• Material provided:
○ ○ ○ ○ ○ ○ ○

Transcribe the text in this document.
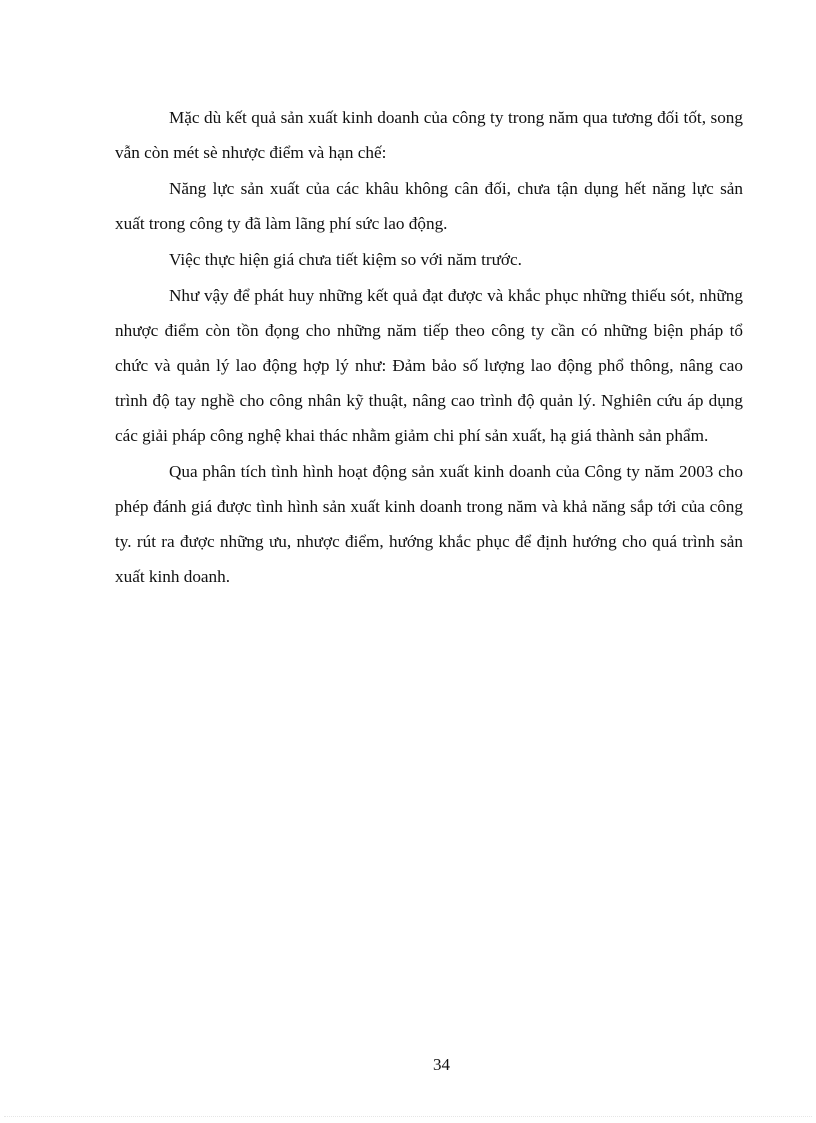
Mặc dù kết quả sản xuất kinh doanh của công ty trong năm qua tương đối tốt, song vẫn còn mét sè nhược điểm và hạn chế:

Năng lực sản xuất của các khâu không cân đối, chưa tận dụng hết năng lực sản xuất trong công ty đã làm lãng phí sức lao động.

Việc thực hiện giá chưa tiết kiệm so với năm trước.

Như vậy để phát huy những kết quả đạt được và khắc phục những thiếu sót, những nhược điểm còn tồn đọng cho những năm tiếp theo công ty cần có những biện pháp tổ chức và quản lý lao động hợp lý như: Đảm bảo số lượng lao động phổ thông, nâng cao trình độ tay nghề cho công nhân kỹ thuật, nâng cao trình độ quản lý. Nghiên cứu áp dụng các giải pháp công nghệ khai thác nhằm giảm chi phí sản xuất, hạ giá thành sản phẩm.

Qua phân tích tình hình hoạt động sản xuất kinh doanh của Công ty năm 2003 cho phép đánh giá được tình hình sản xuất kinh doanh trong năm và khả năng sắp tới của công ty. rút ra được những ưu, nhược điểm, hướng khắc phục để định hướng cho quá trình sản xuất kinh doanh.

34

○ ○ ○ ○ ○ ○ ○

• What is expected: Repeat each entry exactly. Pictures do not belong in the copy.

• Task output:
Transcribe the text in this document.
Mặc dù kết quả sản xuất kinh doanh của công ty trong năm qua tương đối tốt, song vẫn còn mét sè nhược điểm và hạn chế:

Năng lực sản xuất của các khâu không cân đối, chưa tận dụng hết năng lực sản xuất trong công ty đã làm lãng phí sức lao động.

Việc thực hiện giá chưa tiết kiệm so với năm trước.

Như vậy để phát huy những kết quả đạt được và khắc phục những thiếu sót, những nhược điểm còn tồn đọng cho những năm tiếp theo công ty cần có những biện pháp tổ chức và quản lý lao động hợp lý như: Đảm bảo số lượng lao động phổ thông, nâng cao trình độ tay nghề cho công nhân kỹ thuật, nâng cao trình độ quản lý. Nghiên cứu áp dụng các giải pháp công nghệ khai thác nhằm giảm chi phí sản xuất, hạ giá thành sản phẩm.

Qua phân tích tình hình hoạt động sản xuất kinh doanh của Công ty năm 2003 cho phép đánh giá được tình hình sản xuất kinh doanh trong năm và khả năng sắp tới của công ty. rút ra được những ưu, nhược điểm, hướng khắc phục để định hướng cho quá trình sản xuất kinh doanh.

34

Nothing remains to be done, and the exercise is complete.